> _Task_
Work out how many lines of the data hold the string "label", and reply with that number alone.

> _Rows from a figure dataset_
============

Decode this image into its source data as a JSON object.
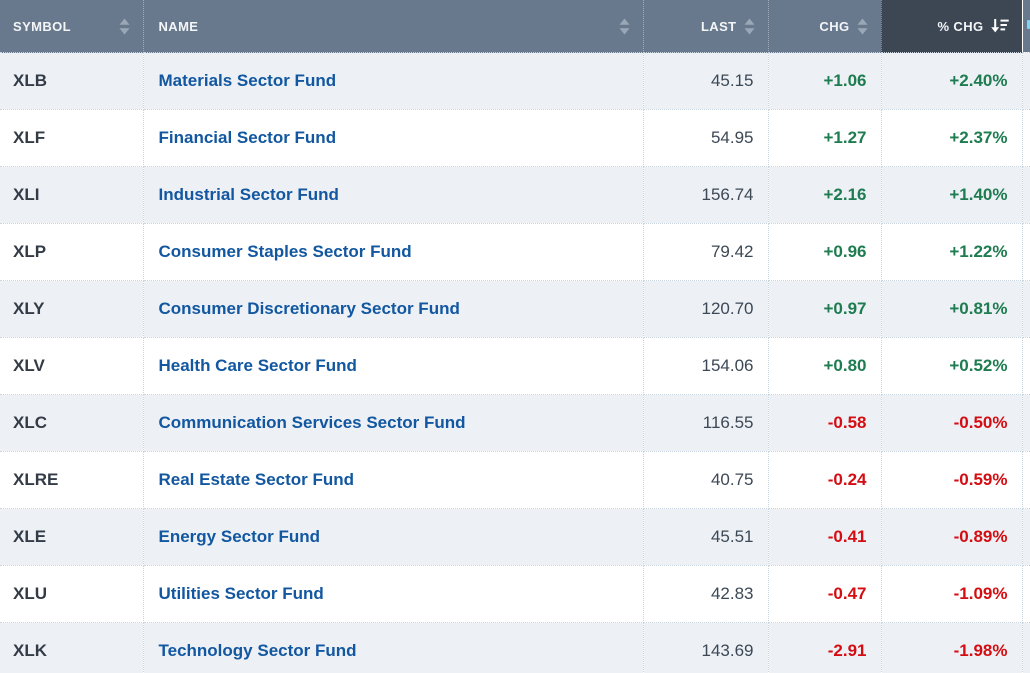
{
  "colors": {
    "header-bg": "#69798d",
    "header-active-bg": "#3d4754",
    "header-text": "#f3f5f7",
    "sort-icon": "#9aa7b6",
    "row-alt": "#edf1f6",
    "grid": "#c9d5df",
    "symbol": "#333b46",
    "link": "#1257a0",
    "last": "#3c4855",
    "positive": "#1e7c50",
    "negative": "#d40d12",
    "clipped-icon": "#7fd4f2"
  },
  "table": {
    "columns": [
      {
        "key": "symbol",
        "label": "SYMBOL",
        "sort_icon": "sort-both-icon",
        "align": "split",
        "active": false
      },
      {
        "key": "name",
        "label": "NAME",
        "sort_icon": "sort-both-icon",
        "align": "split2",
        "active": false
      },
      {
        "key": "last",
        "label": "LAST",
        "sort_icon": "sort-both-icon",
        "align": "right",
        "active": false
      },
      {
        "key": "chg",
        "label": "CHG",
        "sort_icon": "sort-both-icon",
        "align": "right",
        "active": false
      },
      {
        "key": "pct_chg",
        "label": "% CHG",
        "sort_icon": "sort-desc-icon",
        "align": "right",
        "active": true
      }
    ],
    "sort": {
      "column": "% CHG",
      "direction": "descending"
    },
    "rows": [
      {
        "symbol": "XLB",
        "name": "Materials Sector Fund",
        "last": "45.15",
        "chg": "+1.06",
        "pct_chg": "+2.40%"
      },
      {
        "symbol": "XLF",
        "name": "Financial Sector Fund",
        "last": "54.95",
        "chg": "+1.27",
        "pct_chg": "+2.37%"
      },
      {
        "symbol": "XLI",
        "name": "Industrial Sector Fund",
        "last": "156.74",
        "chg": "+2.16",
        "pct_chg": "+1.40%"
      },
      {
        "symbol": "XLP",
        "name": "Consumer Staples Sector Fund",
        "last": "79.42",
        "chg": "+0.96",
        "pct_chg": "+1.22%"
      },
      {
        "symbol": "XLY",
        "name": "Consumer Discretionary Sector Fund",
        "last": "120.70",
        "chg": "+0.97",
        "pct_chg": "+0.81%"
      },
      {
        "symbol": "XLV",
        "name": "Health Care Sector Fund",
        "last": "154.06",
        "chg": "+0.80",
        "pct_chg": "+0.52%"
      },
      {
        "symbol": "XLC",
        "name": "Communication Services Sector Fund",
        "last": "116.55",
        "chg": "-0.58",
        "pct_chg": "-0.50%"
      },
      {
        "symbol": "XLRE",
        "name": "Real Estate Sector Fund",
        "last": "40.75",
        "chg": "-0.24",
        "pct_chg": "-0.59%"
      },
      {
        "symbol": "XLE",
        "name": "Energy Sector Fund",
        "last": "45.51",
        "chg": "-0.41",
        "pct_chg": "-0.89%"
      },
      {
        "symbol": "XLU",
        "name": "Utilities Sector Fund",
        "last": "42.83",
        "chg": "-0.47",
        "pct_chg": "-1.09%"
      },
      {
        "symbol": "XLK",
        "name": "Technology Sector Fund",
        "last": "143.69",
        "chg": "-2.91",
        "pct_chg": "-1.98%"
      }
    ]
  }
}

============

> _Correct answer_
5